ЗАДАЧА: Верните без изменений строки от той, где есть "opacity-slider-knob[interactable]: [226, 356, 242, 372]", до той, где есть "restore-icon[interactable]: [1822, 10, 1846, 34]", включая обе. Другие строки не нужны.
◆ ◆ ◆ ◆ ◆ ◆ ◆
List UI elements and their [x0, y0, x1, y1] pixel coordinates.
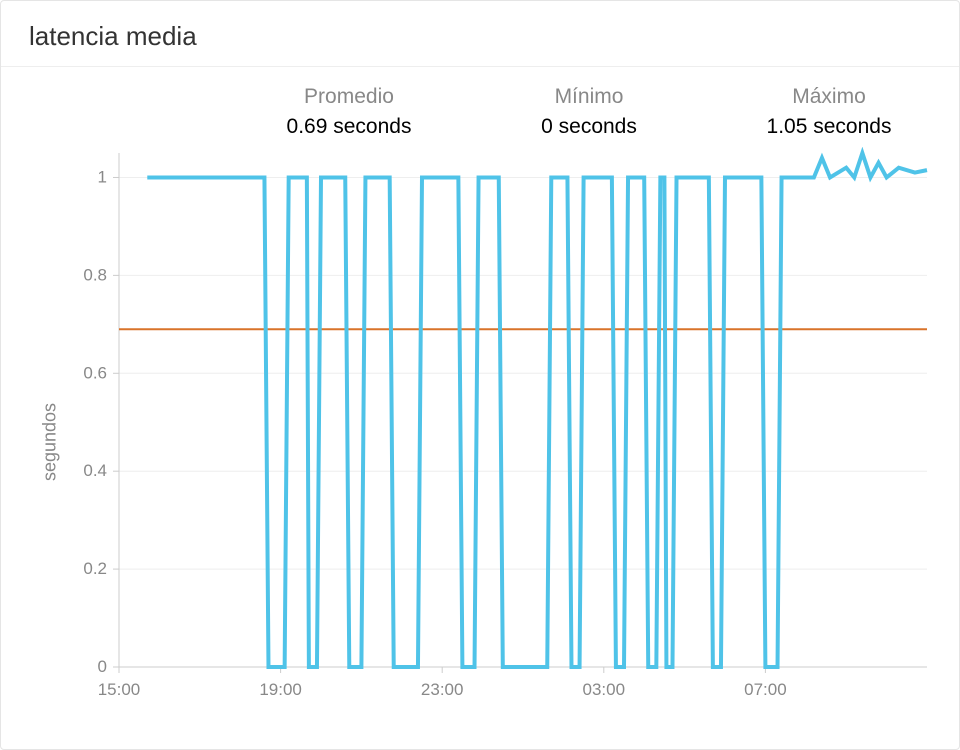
svg-text:0: 0	[98, 657, 107, 676]
y-axis-label: segundos	[40, 403, 61, 481]
svg-text:0.4: 0.4	[83, 461, 107, 480]
latency-card: latencia media Promedio 0.69 seconds Mín…	[0, 0, 960, 750]
svg-text:0.2: 0.2	[83, 559, 107, 578]
series-latencia	[147, 153, 927, 667]
svg-text:0.6: 0.6	[83, 363, 107, 382]
svg-text:07:00: 07:00	[744, 680, 787, 699]
svg-text:0.8: 0.8	[83, 265, 107, 284]
svg-text:15:00: 15:00	[98, 680, 141, 699]
stat-max: Máximo 1.05 seconds	[739, 85, 919, 139]
stat-max-label: Máximo	[739, 85, 919, 109]
svg-text:1: 1	[98, 167, 107, 186]
svg-text:03:00: 03:00	[583, 680, 626, 699]
stat-min-value: 0 seconds	[509, 115, 669, 139]
stat-min: Mínimo 0 seconds	[509, 85, 669, 139]
stat-avg: Promedio 0.69 seconds	[259, 85, 439, 139]
stat-min-label: Mínimo	[509, 85, 669, 109]
stat-avg-value: 0.69 seconds	[259, 115, 439, 139]
card-title: latencia media	[1, 1, 959, 67]
stat-max-value: 1.05 seconds	[739, 115, 919, 139]
svg-text:19:00: 19:00	[259, 680, 302, 699]
chart-area: segundos 0 0.2 0.4 0.6 0.8 1 15:00 19:00 23:00 03…	[1, 147, 959, 737]
svg-text:23:00: 23:00	[421, 680, 464, 699]
latency-chart: 0 0.2 0.4 0.6 0.8 1 15:00 19:00 23:00 03:00 07:00	[29, 147, 933, 717]
stat-avg-label: Promedio	[259, 85, 439, 109]
stats-row: Promedio 0.69 seconds Mínimo 0 seconds M…	[1, 67, 959, 147]
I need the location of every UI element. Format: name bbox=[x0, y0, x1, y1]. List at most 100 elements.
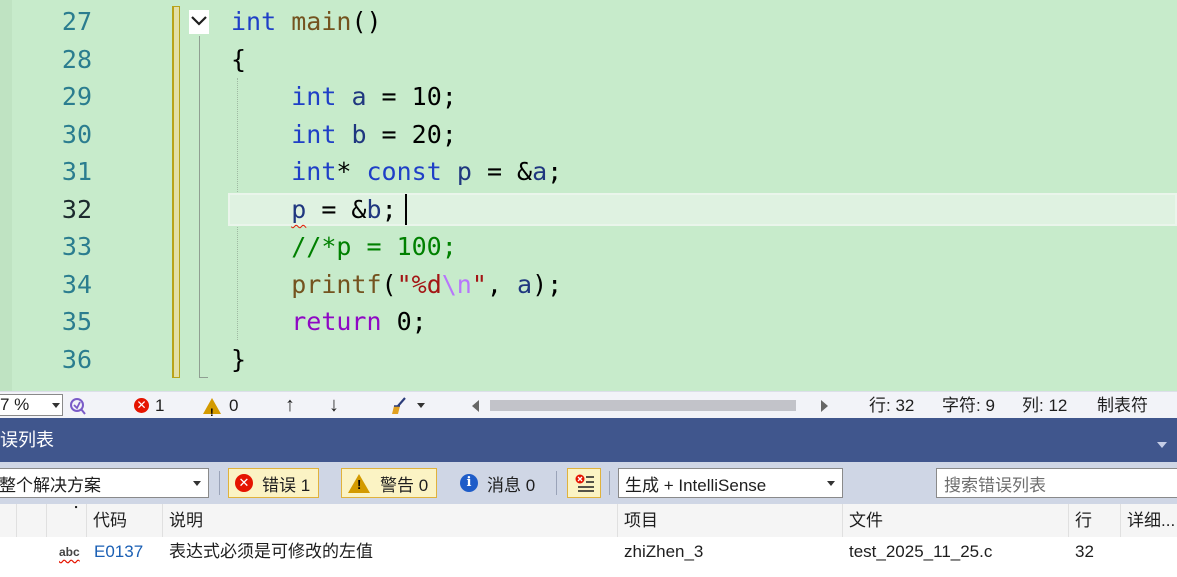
warning-count-value: 0 bbox=[229, 396, 239, 415]
punctuation: ( bbox=[381, 270, 397, 299]
outline-fold-line bbox=[199, 36, 200, 378]
string-literal: " bbox=[471, 270, 487, 299]
sort-filter-icon: ⠁ bbox=[73, 504, 84, 520]
error-icon: ✕ bbox=[134, 398, 149, 413]
operator: * bbox=[336, 157, 352, 186]
filter-toggle-button[interactable] bbox=[567, 468, 601, 498]
function-name: main bbox=[291, 7, 352, 36]
intellisense-error-icon: abc bbox=[59, 545, 80, 559]
line-number: 29 bbox=[61, 82, 92, 111]
error-list-title-bar[interactable]: 误列表 bbox=[0, 418, 1177, 462]
next-issue-button[interactable]: ↓ bbox=[329, 392, 339, 419]
code-line-33[interactable]: //*p = 100; bbox=[231, 228, 457, 266]
operator: = & bbox=[306, 195, 367, 224]
toolbar-separator bbox=[609, 471, 610, 495]
number-literal: 20 bbox=[411, 120, 442, 149]
column-header-file[interactable]: 文件 bbox=[842, 504, 1068, 537]
comment: //*p = 100; bbox=[291, 232, 457, 261]
error-count[interactable]: ✕ 1 bbox=[134, 392, 164, 419]
dropdown-arrow-icon bbox=[193, 481, 201, 486]
warnings-filter-label: 警告 0 bbox=[380, 475, 429, 495]
identifier: a bbox=[517, 270, 533, 299]
code-line-31[interactable]: int* const p = &a; bbox=[231, 153, 562, 191]
keyword: int bbox=[291, 82, 337, 111]
scrollbar-thumb[interactable] bbox=[490, 400, 796, 411]
line-number: 28 bbox=[61, 45, 92, 74]
column-header-icon[interactable] bbox=[16, 504, 46, 537]
column-header-details[interactable]: 详细... bbox=[1120, 504, 1177, 537]
intellicode-button[interactable] bbox=[68, 392, 88, 419]
code-line-34[interactable]: printf("%d\n", a); bbox=[231, 266, 562, 304]
chevron-down-icon bbox=[191, 16, 207, 26]
tab-mode-indicator[interactable]: 制表符 bbox=[1097, 392, 1148, 419]
scroll-left-icon[interactable] bbox=[472, 400, 479, 412]
error-description: 表达式必须是可修改的左值 bbox=[169, 542, 373, 561]
error-code-link[interactable]: E0137 bbox=[94, 537, 143, 569]
punctuation: ; bbox=[411, 307, 427, 336]
table-row[interactable]: abc E0137 表达式必须是可修改的左值 zhiZhen_3 test_20… bbox=[0, 537, 1177, 569]
column-header-code[interactable]: 代码 bbox=[86, 504, 162, 537]
previous-issue-button[interactable]: ↑ bbox=[285, 392, 295, 419]
messages-filter-button[interactable]: i 消息 0 bbox=[460, 468, 535, 498]
warnings-filter-button[interactable]: 警告 0 bbox=[341, 468, 438, 498]
line-number: 33 bbox=[61, 232, 92, 261]
keyword: int bbox=[291, 157, 337, 186]
column-header-filter[interactable]: ⠁ bbox=[46, 504, 86, 537]
arrow-up-icon: ↑ bbox=[285, 394, 295, 416]
identifier: p bbox=[456, 157, 472, 186]
char-indicator[interactable]: 字符: 9 bbox=[942, 392, 995, 419]
change-tracking-bar bbox=[172, 6, 180, 378]
operator: = bbox=[366, 120, 412, 149]
code-line-29[interactable]: int a = 10; bbox=[231, 78, 457, 116]
scope-value: 整个解决方案 bbox=[0, 475, 101, 495]
punctuation: ); bbox=[532, 270, 563, 299]
editor-gutter bbox=[0, 0, 12, 391]
error-squiggle-identifier[interactable]: p bbox=[291, 195, 306, 224]
filter-list-icon bbox=[575, 474, 594, 492]
identifier: b bbox=[351, 120, 367, 149]
column-header-project[interactable]: 项目 bbox=[617, 504, 842, 537]
operator: = bbox=[366, 82, 412, 111]
collapse-toggle[interactable] bbox=[189, 10, 209, 34]
error-project: zhiZhen_3 bbox=[624, 542, 704, 561]
code-editor[interactable]: 27 28 29 30 31 32 33 34 35 36 int main()… bbox=[0, 0, 1177, 391]
punctuation: , bbox=[486, 270, 518, 299]
horizontal-scrollbar[interactable] bbox=[470, 397, 830, 414]
code-line-30[interactable]: int b = 20; bbox=[231, 116, 457, 154]
error-line: 32 bbox=[1075, 542, 1094, 561]
build-filter-combo[interactable]: 生成 + IntelliSense bbox=[618, 468, 843, 498]
line-indicator[interactable]: 行: 32 bbox=[869, 392, 914, 419]
line-number: 27 bbox=[61, 7, 92, 36]
column-header-line[interactable]: 行 bbox=[1068, 504, 1120, 537]
code-line-36[interactable]: } bbox=[231, 341, 246, 379]
errors-filter-button[interactable]: ✕ 错误 1 bbox=[228, 468, 320, 498]
editor-status-bar: 7 % ✕1 0 ↑ ↓ 行: 32 字符: 9 列: 12 制表符 bbox=[0, 391, 1177, 427]
identifier: a bbox=[532, 157, 548, 186]
code-line-27[interactable]: int main() bbox=[231, 3, 382, 41]
column-indicator[interactable]: 列: 12 bbox=[1022, 392, 1067, 419]
number-literal: 0 bbox=[396, 307, 412, 336]
warning-count[interactable]: 0 bbox=[203, 392, 239, 427]
dropdown-arrow-icon bbox=[52, 403, 60, 408]
code-line-28[interactable]: { bbox=[231, 41, 246, 79]
dropdown-arrow-icon bbox=[827, 481, 835, 486]
code-cleanup-button[interactable] bbox=[390, 392, 425, 419]
toolbar-separator bbox=[556, 471, 557, 495]
error-list-search-input[interactable]: 搜索错误列表 bbox=[936, 468, 1177, 498]
escape-sequence: \n bbox=[441, 270, 472, 299]
dropdown-arrow-icon bbox=[417, 403, 425, 408]
error-list-body bbox=[0, 569, 1177, 577]
search-placeholder: 搜索错误列表 bbox=[944, 475, 1046, 495]
arrow-down-icon: ↓ bbox=[329, 394, 339, 416]
keyword: int bbox=[291, 120, 337, 149]
code-line-35[interactable]: return 0; bbox=[231, 303, 427, 341]
text-caret bbox=[405, 194, 407, 225]
window-menu-dropdown-icon[interactable] bbox=[1157, 442, 1167, 448]
warning-icon bbox=[203, 397, 221, 427]
code-line-32[interactable]: p = &b; bbox=[231, 191, 396, 229]
scroll-right-icon[interactable] bbox=[821, 400, 828, 412]
info-icon: i bbox=[460, 474, 478, 492]
warning-icon bbox=[348, 473, 370, 493]
scope-combo[interactable]: 整个解决方案 bbox=[0, 468, 209, 498]
column-header-description[interactable]: 说明 bbox=[162, 504, 617, 537]
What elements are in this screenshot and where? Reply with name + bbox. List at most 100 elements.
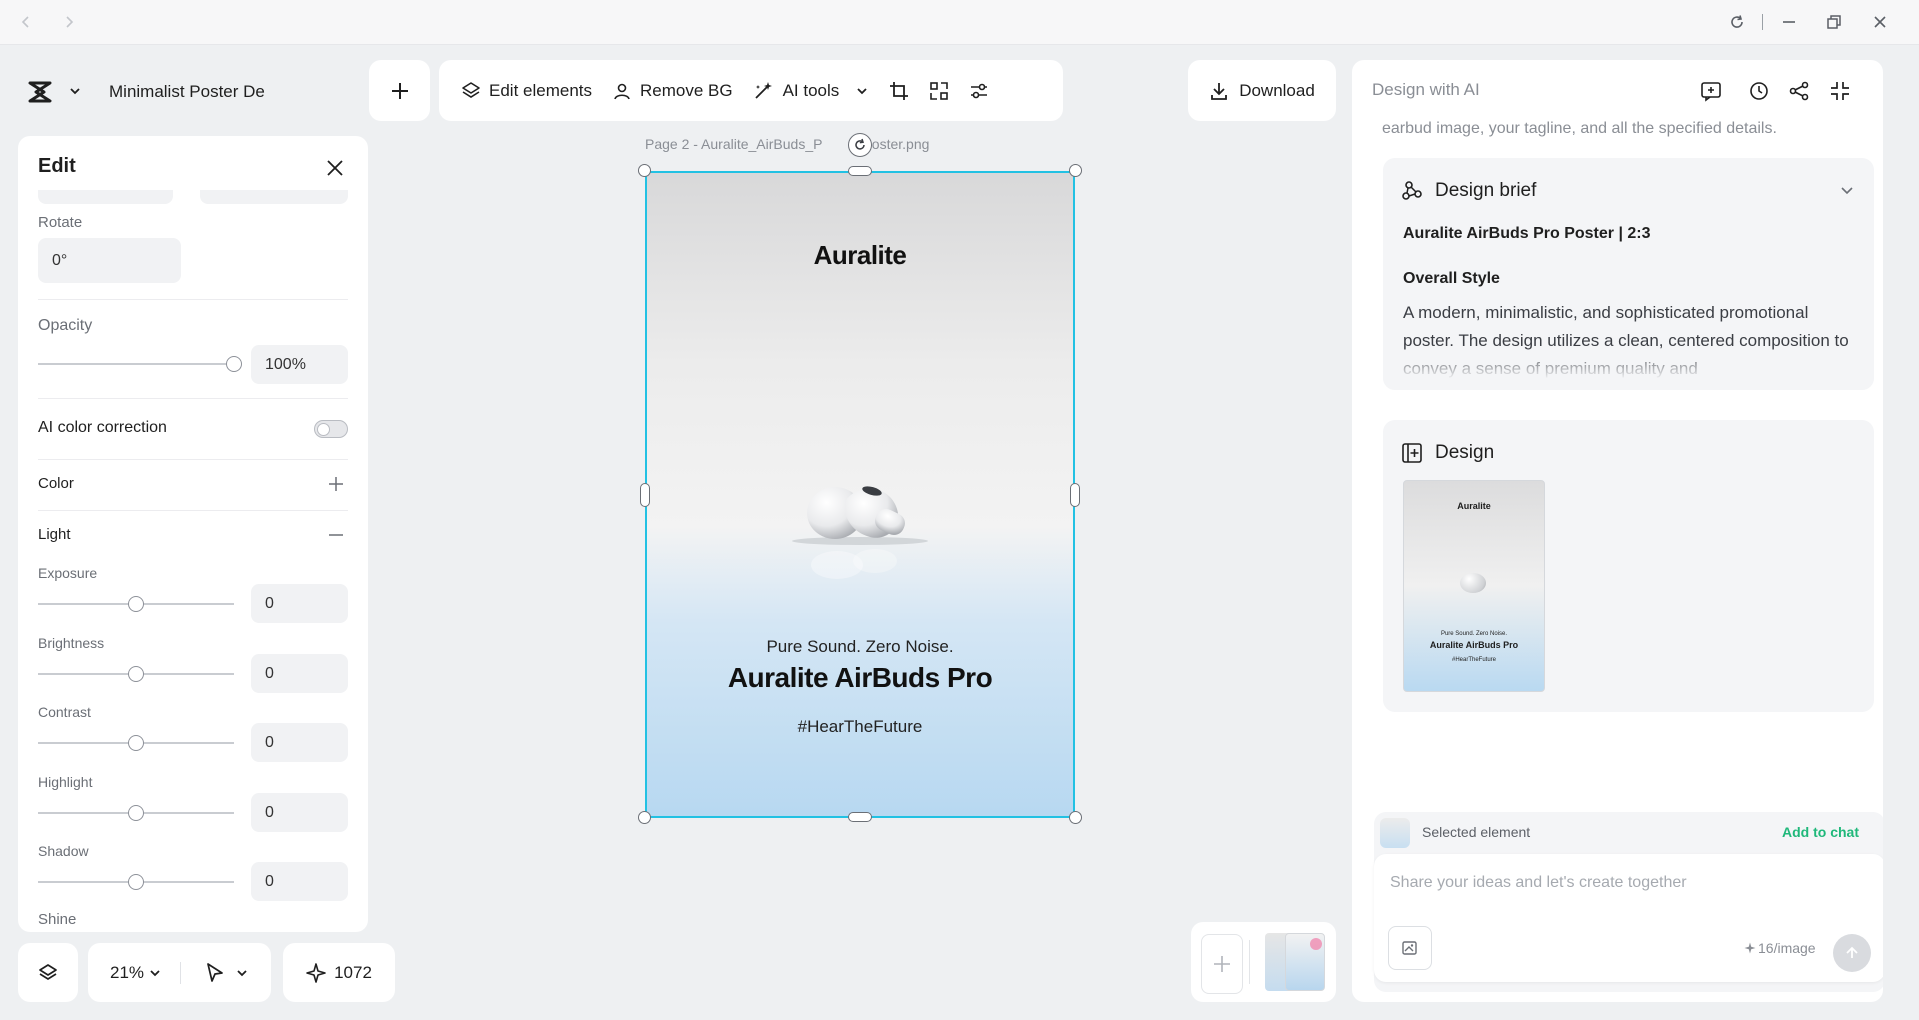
opacity-slider-knob[interactable]: [226, 356, 242, 372]
divider: [38, 299, 348, 300]
pages-bar: [1191, 922, 1336, 1002]
qr-scan-icon[interactable]: [919, 71, 959, 111]
plus-icon: [1214, 956, 1230, 972]
attach-image-button[interactable]: [1388, 926, 1432, 970]
restore-icon[interactable]: [1822, 10, 1846, 34]
plus-icon: [391, 82, 408, 99]
opacity-label: Opacity: [38, 317, 93, 334]
opacity-input[interactable]: 100%: [251, 345, 348, 384]
add-button[interactable]: [369, 60, 430, 121]
edit-elements-button[interactable]: Edit elements: [451, 71, 602, 111]
light-control-label: Brightness: [38, 635, 105, 651]
credits-count: 1072: [334, 962, 372, 982]
download-button[interactable]: Download: [1188, 60, 1336, 121]
download-icon: [1211, 82, 1228, 100]
cost-indicator: 16/image: [1744, 940, 1816, 956]
resize-handle-bottom-left[interactable]: [638, 811, 651, 824]
selected-element-label: Selected element: [1422, 824, 1531, 840]
chat-area: Selected element Add to chat Share your …: [1374, 812, 1883, 992]
resize-handle-top-right[interactable]: [1069, 164, 1082, 177]
light-control-slider-knob[interactable]: [128, 805, 144, 821]
back-arrow-icon[interactable]: [14, 10, 38, 34]
close-edit-panel-button[interactable]: [320, 153, 350, 183]
edit-panel: Edit Rotate 0° Opacity 100% AI color cor…: [18, 136, 368, 932]
refresh-icon[interactable]: [1725, 10, 1749, 34]
design-thumbnail[interactable]: Auralite Pure Sound. Zero Noise. Auralit…: [1403, 480, 1545, 692]
title-bar: [0, 0, 1919, 45]
thumb-earbud: [1460, 573, 1486, 593]
remove-bg-button[interactable]: Remove BG: [602, 71, 743, 111]
arrow-up-icon: [1846, 946, 1858, 958]
chat-input-box[interactable]: Share your ideas and let's create togeth…: [1374, 854, 1883, 982]
add-page-button[interactable]: [1201, 934, 1243, 994]
chevron-down-icon[interactable]: [1839, 182, 1855, 198]
minus-icon: [329, 534, 343, 536]
send-button[interactable]: [1833, 934, 1871, 972]
collapse-light-button[interactable]: [328, 527, 344, 543]
ai-tools-button[interactable]: AI tools: [743, 71, 880, 111]
app-logo-icon[interactable]: [28, 80, 56, 104]
zoom-and-pointer-bar: 21%: [88, 943, 271, 1002]
close-icon: [327, 160, 343, 176]
add-color-button[interactable]: [328, 476, 344, 492]
light-section-label: Light: [38, 526, 71, 543]
resize-handle-bottom[interactable]: [848, 812, 872, 822]
resize-handle-bottom-right[interactable]: [1069, 811, 1082, 824]
light-control-input[interactable]: 0: [251, 793, 348, 832]
person-cutout-icon: [614, 83, 630, 99]
pointer-cursor-icon[interactable]: [205, 962, 225, 984]
forward-arrow-icon[interactable]: [57, 10, 81, 34]
zoom-level[interactable]: 21%: [110, 963, 144, 983]
plus-icon: [329, 477, 343, 491]
resize-handle-left[interactable]: [640, 483, 650, 507]
light-control-input[interactable]: 0: [251, 862, 348, 901]
chat-input-placeholder[interactable]: Share your ideas and let's create togeth…: [1390, 874, 1687, 892]
collapse-panel-icon[interactable]: [1826, 77, 1854, 105]
light-control-input[interactable]: 0: [251, 654, 348, 693]
selection-frame: [645, 171, 1075, 818]
chevron-down-icon: [857, 87, 867, 94]
edit-toolbar: Edit elements Remove BG AI tools: [439, 60, 1063, 121]
adjust-sliders-icon[interactable]: [959, 71, 999, 111]
edit-panel-title: Edit: [38, 155, 76, 177]
page-label-suffix: Poster.png: [862, 136, 930, 152]
light-control-label: Exposure: [38, 565, 98, 581]
light-control-slider-knob[interactable]: [128, 666, 144, 682]
shine-label: Shine: [38, 911, 77, 928]
opacity-slider[interactable]: [38, 363, 234, 365]
minimize-icon[interactable]: [1777, 10, 1801, 34]
rotate-handle[interactable]: [848, 133, 872, 157]
resize-handle-top[interactable]: [848, 166, 872, 176]
rotate-label: Rotate: [38, 214, 83, 231]
light-control-slider-knob[interactable]: [128, 596, 144, 612]
light-control-slider-knob[interactable]: [128, 735, 144, 751]
history-icon[interactable]: [1745, 77, 1773, 105]
light-control-input[interactable]: 0: [251, 723, 348, 762]
crop-icon[interactable]: [879, 71, 919, 111]
chevron-down-icon[interactable]: [235, 966, 249, 980]
light-control-input[interactable]: 0: [251, 584, 348, 623]
new-chat-icon[interactable]: [1697, 77, 1725, 105]
layers-button[interactable]: [18, 943, 78, 1002]
add-to-chat-link[interactable]: Add to chat: [1782, 824, 1859, 840]
page-label: Page 2 - Auralite_AirBuds_P Poster.png: [645, 136, 929, 152]
chevron-down-icon[interactable]: [68, 84, 82, 98]
design-heading: Design: [1435, 442, 1495, 463]
close-window-icon[interactable]: [1868, 10, 1892, 34]
chevron-down-icon[interactable]: [148, 966, 162, 980]
ai-color-correction-toggle[interactable]: [314, 420, 348, 438]
rotate-input[interactable]: 0°: [38, 238, 181, 283]
cost-text: 16/image: [1758, 940, 1816, 956]
page-thumbnail-2[interactable]: [1285, 933, 1325, 991]
credits-button[interactable]: 1072: [283, 943, 395, 1002]
project-title[interactable]: Minimalist Poster De: [109, 82, 265, 102]
position-y-field[interactable]: [200, 190, 348, 204]
divider: [38, 459, 348, 460]
position-x-field[interactable]: [38, 190, 173, 204]
image-add-icon: [1402, 941, 1417, 955]
remove-bg-label: Remove BG: [640, 80, 733, 100]
resize-handle-right[interactable]: [1070, 483, 1080, 507]
light-control-slider-knob[interactable]: [128, 874, 144, 890]
resize-handle-top-left[interactable]: [638, 164, 651, 177]
share-icon[interactable]: [1785, 77, 1813, 105]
◆ ◆ ◆ ◆ ◆ ◆ ◆
ОТВЕТ:
opacity-slider-knob[interactable]: [226, 356, 242, 372]
divider: [38, 299, 348, 300]
pages-bar: [1191, 922, 1336, 1002]
qr-scan-icon[interactable]: [919, 71, 959, 111]
plus-icon: [1214, 956, 1230, 972]
attach-image-button[interactable]: [1388, 926, 1432, 970]
restore-icon[interactable]: [1822, 10, 1846, 34]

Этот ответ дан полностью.